▶ [GIVEN RECORDS]
▼
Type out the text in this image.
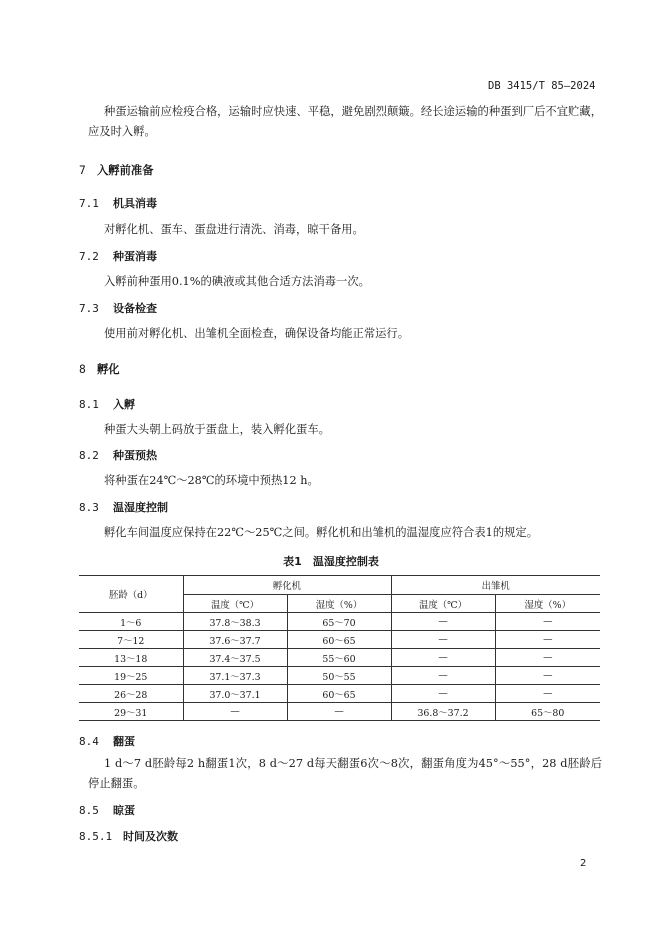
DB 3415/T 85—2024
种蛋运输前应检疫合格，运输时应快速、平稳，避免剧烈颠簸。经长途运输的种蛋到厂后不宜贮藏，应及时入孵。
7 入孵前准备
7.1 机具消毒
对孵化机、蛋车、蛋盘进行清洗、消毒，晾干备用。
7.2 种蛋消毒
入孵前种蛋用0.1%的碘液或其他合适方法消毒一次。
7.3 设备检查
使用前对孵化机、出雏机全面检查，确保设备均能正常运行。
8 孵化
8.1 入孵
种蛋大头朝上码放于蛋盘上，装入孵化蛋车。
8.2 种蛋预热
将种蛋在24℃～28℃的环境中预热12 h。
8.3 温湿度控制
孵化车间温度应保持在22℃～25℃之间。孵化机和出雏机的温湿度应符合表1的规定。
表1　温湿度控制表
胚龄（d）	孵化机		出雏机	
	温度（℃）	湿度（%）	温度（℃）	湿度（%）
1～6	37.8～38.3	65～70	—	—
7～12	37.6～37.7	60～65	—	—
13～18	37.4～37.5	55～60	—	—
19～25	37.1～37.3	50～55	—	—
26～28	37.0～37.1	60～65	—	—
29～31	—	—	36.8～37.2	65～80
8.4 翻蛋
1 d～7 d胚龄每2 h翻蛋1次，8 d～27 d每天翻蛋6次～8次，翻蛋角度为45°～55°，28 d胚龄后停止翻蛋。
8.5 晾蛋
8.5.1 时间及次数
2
▲
▶ [GOAL OF THE EXERCISE] Leave the images out and output the remaining material exactly as it stands.

▶ [THE RESULT]
Type out the text in this image.
DB 3415/T 85—2024
种蛋运输前应检疫合格，运输时应快速、平稳，避免剧烈颠簸。经长途运输的种蛋到厂后不宜贮藏，应及时入孵。
7 入孵前准备
7.1 机具消毒
对孵化机、蛋车、蛋盘进行清洗、消毒，晾干备用。
7.2 种蛋消毒
入孵前种蛋用0.1%的碘液或其他合适方法消毒一次。
7.3 设备检查
使用前对孵化机、出雏机全面检查，确保设备均能正常运行。
8 孵化
8.1 入孵
种蛋大头朝上码放于蛋盘上，装入孵化蛋车。
8.2 种蛋预热
将种蛋在24℃～28℃的环境中预热12 h。
8.3 温湿度控制
孵化车间温度应保持在22℃～25℃之间。孵化机和出雏机的温湿度应符合表1的规定。
表1　温湿度控制表
胚龄（d）	孵化机		出雏机	
	温度（℃）	湿度（%）	温度（℃）	湿度（%）
1～6	37.8～38.3	65～70	—	—
7～12	37.6～37.7	60～65	—	—
13～18	37.4～37.5	55～60	—	—
19～25	37.1～37.3	50～55	—	—
26～28	37.0～37.1	60～65	—	—
29～31	—	—	36.8～37.2	65～80
8.4 翻蛋
1 d～7 d胚龄每2 h翻蛋1次，8 d～27 d每天翻蛋6次～8次，翻蛋角度为45°～55°，28 d胚龄后停止翻蛋。
8.5 晾蛋
8.5.1 时间及次数
2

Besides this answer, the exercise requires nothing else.